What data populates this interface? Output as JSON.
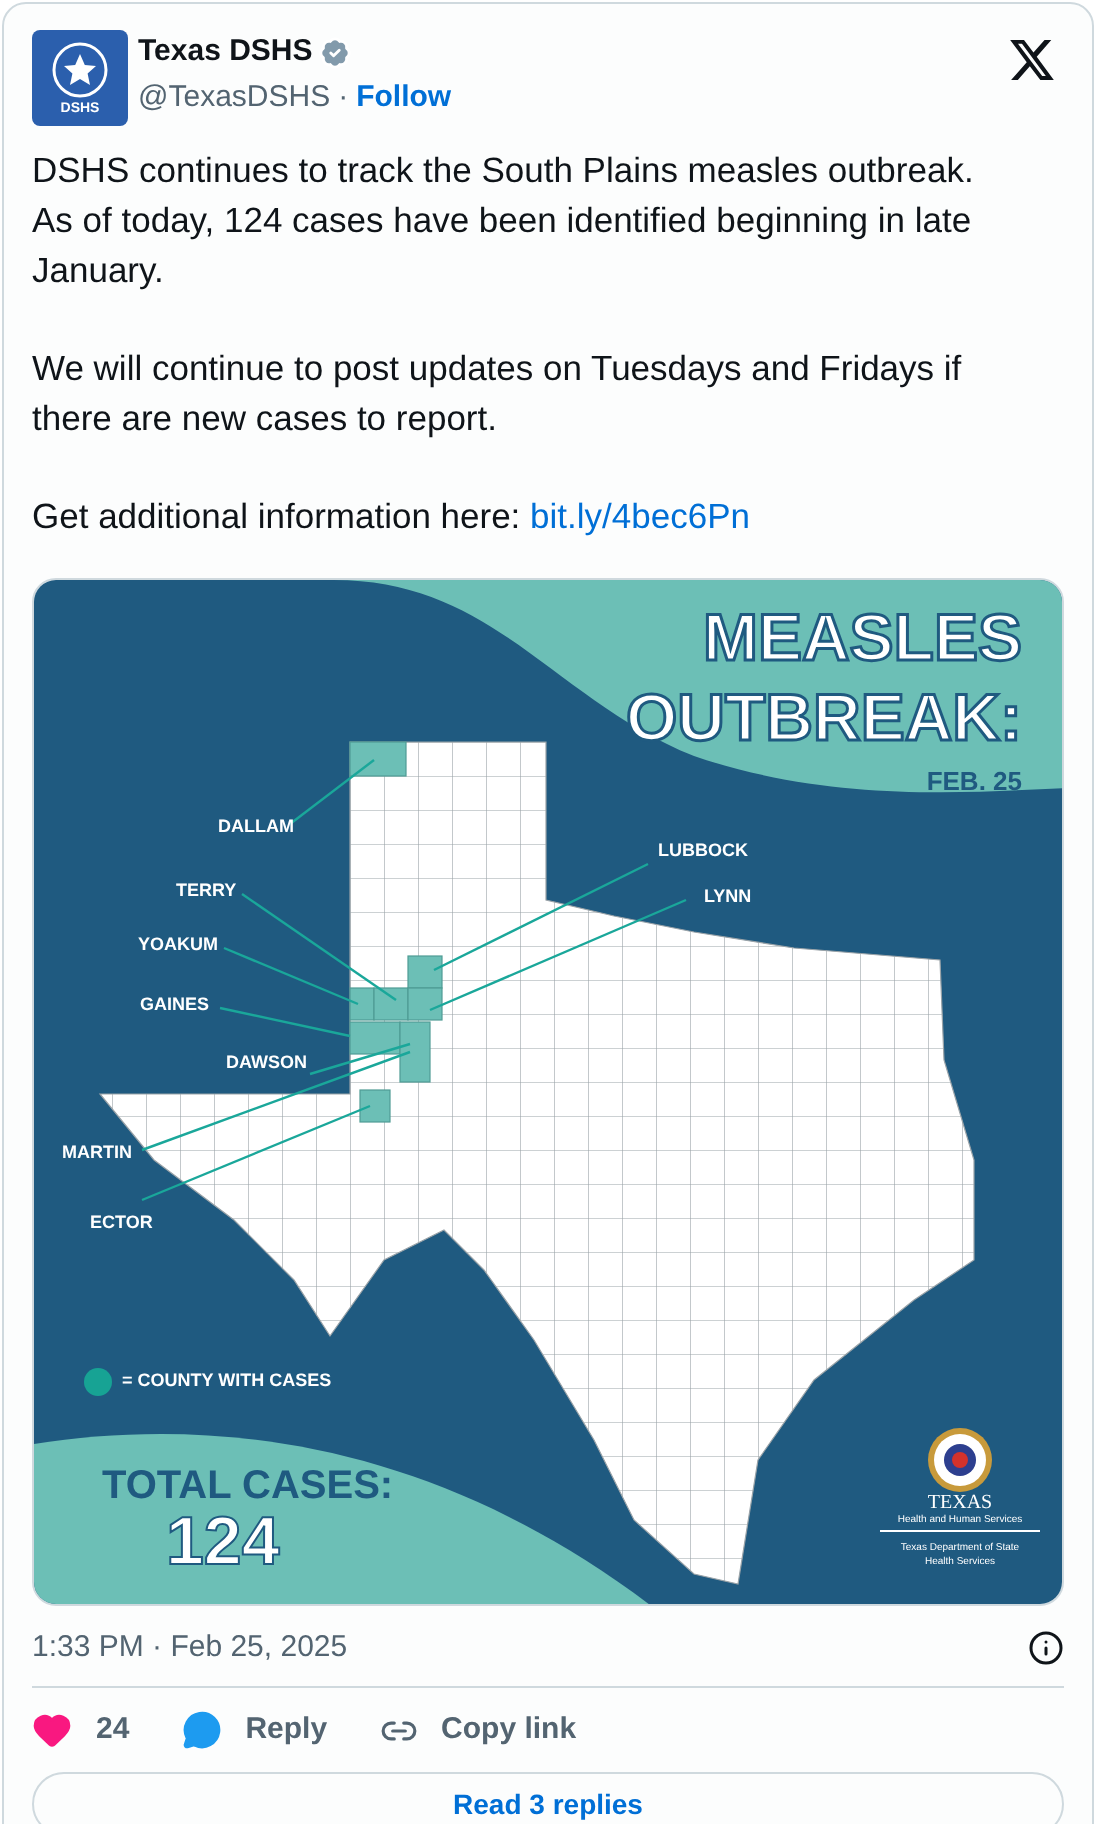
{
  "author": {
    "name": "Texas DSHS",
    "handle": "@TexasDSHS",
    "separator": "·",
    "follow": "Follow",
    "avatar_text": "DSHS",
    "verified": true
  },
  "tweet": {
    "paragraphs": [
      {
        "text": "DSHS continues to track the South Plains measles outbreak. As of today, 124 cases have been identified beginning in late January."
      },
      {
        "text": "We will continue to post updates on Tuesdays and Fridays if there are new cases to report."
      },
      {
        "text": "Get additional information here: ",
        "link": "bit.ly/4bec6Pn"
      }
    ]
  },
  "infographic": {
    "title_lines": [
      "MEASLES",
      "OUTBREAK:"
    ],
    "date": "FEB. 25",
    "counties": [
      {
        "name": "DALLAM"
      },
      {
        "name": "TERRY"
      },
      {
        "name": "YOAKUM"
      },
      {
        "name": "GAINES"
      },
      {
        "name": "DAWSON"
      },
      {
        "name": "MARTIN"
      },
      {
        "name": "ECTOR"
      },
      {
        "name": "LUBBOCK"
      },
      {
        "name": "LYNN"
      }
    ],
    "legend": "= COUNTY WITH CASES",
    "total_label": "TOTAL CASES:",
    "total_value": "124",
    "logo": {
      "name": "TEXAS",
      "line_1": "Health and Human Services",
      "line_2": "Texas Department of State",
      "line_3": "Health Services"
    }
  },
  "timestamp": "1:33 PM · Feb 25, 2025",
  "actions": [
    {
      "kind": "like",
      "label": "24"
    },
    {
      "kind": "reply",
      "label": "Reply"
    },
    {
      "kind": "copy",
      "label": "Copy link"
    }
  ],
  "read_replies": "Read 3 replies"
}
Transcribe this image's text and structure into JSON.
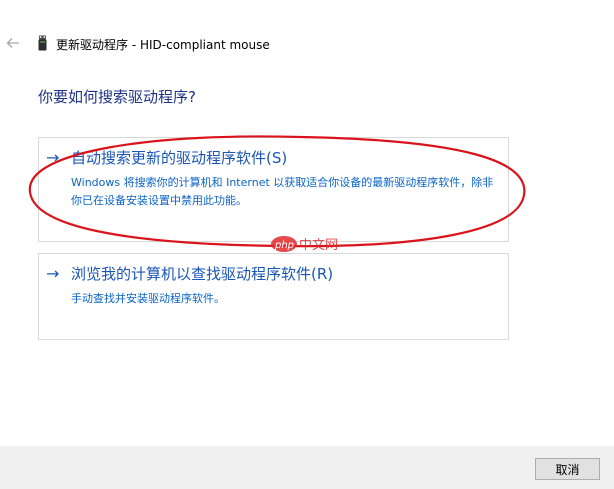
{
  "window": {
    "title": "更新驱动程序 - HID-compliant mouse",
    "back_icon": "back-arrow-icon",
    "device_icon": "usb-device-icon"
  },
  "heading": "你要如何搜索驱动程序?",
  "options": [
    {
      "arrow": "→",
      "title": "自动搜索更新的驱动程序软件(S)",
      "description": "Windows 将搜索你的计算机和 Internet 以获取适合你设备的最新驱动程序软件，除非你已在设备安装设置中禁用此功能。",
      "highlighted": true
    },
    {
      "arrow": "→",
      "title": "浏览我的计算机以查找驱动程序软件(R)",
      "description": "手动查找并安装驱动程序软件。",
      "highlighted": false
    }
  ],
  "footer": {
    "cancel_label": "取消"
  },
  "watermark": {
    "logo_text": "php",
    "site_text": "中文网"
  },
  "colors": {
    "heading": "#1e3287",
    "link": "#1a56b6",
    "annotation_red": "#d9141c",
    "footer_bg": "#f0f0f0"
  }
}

--

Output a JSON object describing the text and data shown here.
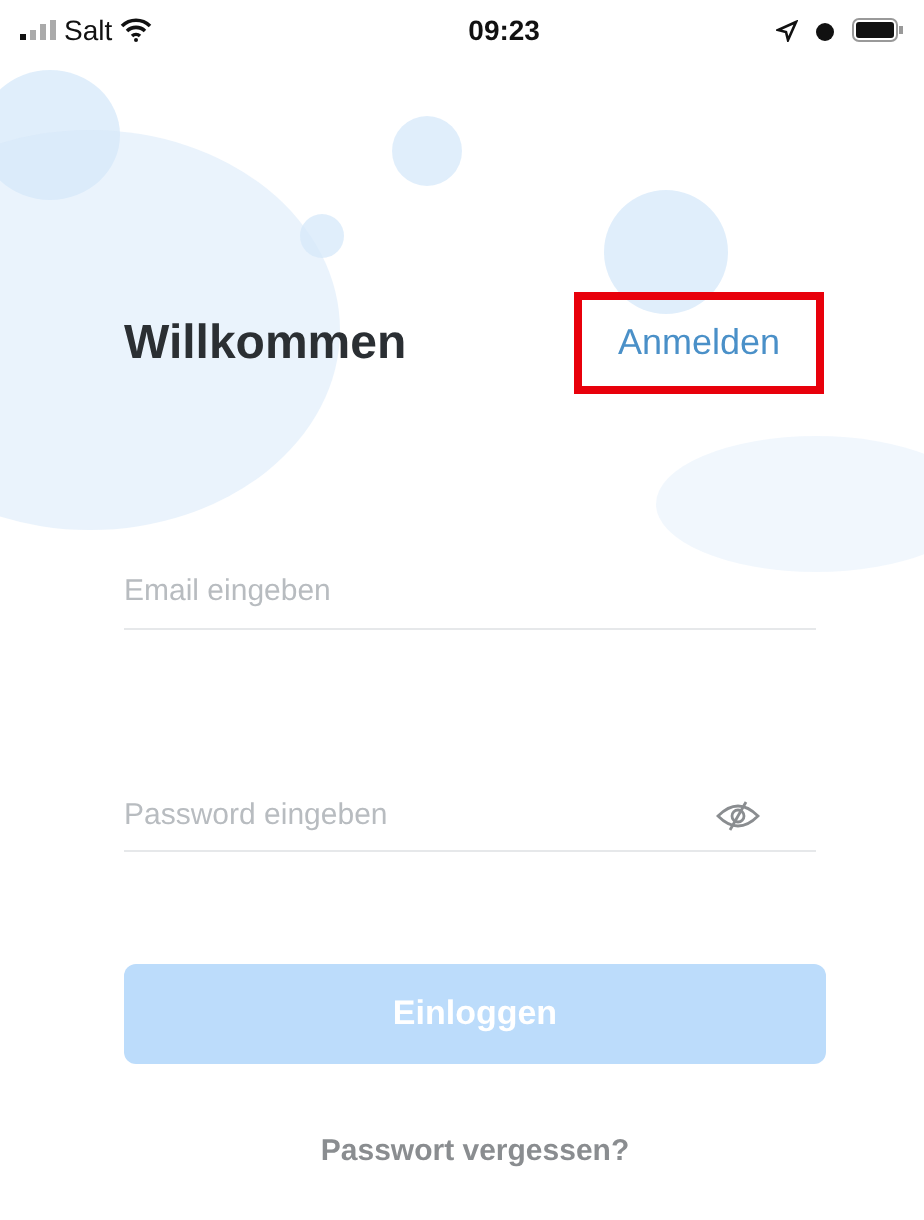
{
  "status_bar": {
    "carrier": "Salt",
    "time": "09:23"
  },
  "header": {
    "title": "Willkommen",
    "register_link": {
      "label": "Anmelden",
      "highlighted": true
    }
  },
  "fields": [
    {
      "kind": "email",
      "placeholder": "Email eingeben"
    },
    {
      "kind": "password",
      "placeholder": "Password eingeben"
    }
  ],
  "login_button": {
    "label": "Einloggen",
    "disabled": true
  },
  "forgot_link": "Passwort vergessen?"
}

--

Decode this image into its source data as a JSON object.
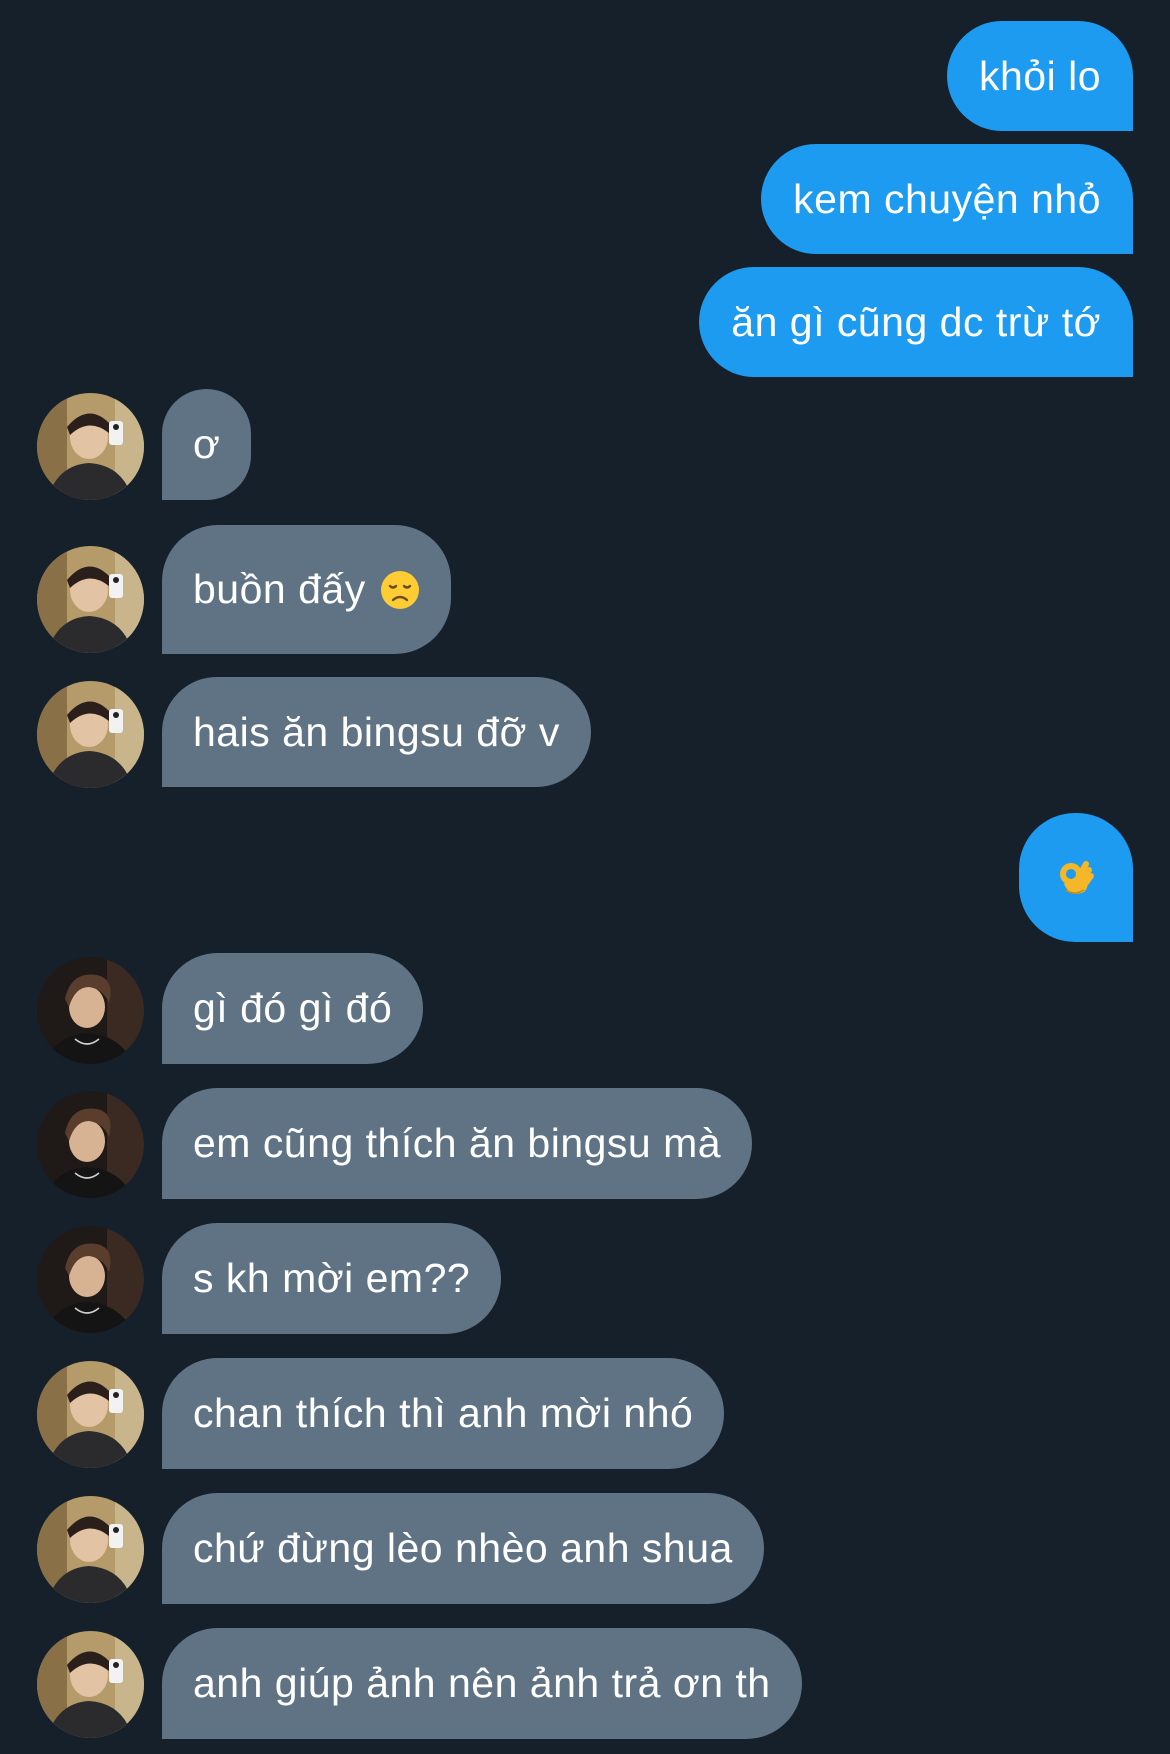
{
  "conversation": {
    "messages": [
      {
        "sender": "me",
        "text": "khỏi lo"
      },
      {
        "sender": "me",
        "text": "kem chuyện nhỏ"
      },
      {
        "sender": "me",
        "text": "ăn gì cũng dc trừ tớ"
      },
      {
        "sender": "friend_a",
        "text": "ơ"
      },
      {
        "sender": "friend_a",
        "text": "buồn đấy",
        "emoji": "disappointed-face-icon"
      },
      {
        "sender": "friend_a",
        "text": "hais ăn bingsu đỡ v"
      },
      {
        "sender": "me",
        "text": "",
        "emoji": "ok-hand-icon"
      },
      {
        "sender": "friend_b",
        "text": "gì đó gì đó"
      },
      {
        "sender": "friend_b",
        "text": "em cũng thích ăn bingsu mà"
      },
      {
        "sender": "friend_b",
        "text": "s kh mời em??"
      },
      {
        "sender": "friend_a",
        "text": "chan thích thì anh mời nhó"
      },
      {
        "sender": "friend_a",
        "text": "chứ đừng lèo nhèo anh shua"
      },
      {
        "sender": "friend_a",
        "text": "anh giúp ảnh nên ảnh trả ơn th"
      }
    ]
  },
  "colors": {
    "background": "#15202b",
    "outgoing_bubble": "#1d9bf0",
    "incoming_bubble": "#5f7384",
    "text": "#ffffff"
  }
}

--

Reproduce each line of the entries in which the word "data" is found.

→ Finished task
What data populates this interface? Output as JSON.
Output a JSON object describing the text and data shown here.
Decode this image into its source data as a JSON object.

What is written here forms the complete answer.